> **Instructions for the task**:
Records follow. Copy every line with "деятельности".

==== Data excerpts

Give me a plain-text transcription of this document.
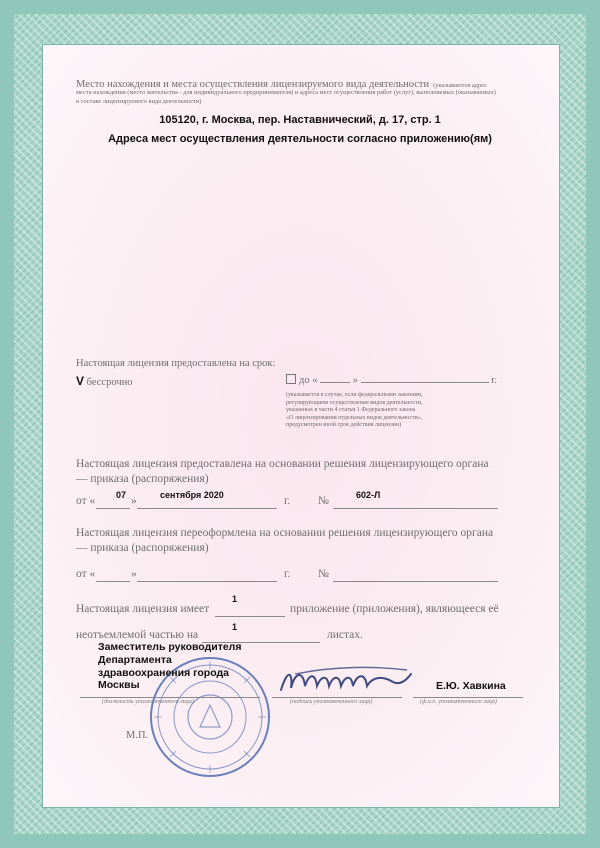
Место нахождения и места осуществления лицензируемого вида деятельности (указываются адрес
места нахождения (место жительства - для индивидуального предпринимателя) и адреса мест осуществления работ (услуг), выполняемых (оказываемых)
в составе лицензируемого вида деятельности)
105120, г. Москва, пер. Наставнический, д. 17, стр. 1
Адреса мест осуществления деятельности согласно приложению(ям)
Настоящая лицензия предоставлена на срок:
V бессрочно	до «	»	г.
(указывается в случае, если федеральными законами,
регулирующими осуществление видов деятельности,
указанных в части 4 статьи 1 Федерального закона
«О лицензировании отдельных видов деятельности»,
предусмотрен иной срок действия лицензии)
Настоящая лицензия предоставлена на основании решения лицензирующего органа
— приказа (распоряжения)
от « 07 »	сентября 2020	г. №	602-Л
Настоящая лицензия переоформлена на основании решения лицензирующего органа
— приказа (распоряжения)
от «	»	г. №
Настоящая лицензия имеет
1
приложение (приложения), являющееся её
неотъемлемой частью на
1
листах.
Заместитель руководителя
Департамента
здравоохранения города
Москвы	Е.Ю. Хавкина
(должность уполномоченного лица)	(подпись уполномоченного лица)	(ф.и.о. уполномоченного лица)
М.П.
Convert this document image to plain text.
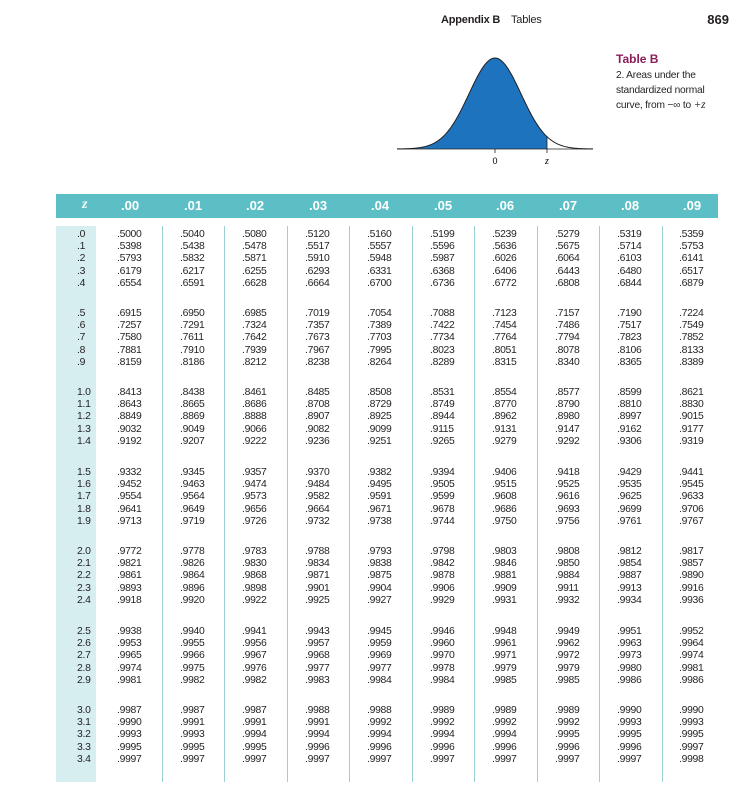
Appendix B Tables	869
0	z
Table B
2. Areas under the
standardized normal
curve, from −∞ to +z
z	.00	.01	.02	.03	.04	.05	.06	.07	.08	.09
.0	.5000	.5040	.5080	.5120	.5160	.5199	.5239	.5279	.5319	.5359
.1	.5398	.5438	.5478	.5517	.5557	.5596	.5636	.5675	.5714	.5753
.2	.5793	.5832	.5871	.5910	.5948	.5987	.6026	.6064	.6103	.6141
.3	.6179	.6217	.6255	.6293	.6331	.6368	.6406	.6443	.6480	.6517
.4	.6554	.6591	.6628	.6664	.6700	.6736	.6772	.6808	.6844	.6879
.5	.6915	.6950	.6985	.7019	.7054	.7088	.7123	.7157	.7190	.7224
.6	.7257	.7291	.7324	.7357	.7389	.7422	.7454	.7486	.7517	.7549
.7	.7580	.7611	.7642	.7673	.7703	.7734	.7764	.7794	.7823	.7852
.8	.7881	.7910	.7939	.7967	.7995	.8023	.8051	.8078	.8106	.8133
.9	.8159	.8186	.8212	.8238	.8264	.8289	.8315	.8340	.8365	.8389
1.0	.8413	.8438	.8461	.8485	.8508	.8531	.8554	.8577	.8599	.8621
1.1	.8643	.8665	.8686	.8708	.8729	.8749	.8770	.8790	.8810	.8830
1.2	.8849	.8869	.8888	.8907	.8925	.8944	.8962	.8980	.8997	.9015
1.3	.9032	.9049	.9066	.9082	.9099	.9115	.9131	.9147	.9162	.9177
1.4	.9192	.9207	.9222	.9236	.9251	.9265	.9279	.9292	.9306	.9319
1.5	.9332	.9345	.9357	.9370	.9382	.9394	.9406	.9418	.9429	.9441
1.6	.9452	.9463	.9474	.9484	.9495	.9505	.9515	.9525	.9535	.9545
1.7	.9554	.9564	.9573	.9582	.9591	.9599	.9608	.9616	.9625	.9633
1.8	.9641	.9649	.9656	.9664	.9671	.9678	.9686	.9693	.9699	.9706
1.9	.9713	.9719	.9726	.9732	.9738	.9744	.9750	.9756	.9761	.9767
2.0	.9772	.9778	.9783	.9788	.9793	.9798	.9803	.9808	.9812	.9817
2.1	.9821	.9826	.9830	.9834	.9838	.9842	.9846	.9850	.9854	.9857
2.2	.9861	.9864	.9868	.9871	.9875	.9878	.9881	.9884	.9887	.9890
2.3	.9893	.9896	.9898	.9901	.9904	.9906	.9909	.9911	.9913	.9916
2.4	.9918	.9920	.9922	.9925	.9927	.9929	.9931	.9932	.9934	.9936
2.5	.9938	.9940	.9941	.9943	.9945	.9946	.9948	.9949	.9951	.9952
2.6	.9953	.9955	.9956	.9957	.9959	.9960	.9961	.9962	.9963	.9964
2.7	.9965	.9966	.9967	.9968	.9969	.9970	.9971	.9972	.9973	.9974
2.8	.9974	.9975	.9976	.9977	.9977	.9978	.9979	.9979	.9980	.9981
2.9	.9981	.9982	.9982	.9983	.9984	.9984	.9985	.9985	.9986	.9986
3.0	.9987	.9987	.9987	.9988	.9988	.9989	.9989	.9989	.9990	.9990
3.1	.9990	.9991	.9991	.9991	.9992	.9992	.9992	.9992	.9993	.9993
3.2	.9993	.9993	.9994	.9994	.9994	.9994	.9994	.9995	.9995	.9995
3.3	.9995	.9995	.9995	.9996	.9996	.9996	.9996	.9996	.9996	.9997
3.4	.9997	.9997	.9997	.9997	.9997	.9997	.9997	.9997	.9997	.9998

========

> **Reply to the exercise**:
Место нахождения и места осуществления лицензируемого вида деятельности (указываются адрес
в составе лицензируемого вида деятельности)
Адреса мест осуществления деятельности согласно приложению(ям)
регулирующими осуществление видов деятельности,
«О лицензировании отдельных видов деятельности»,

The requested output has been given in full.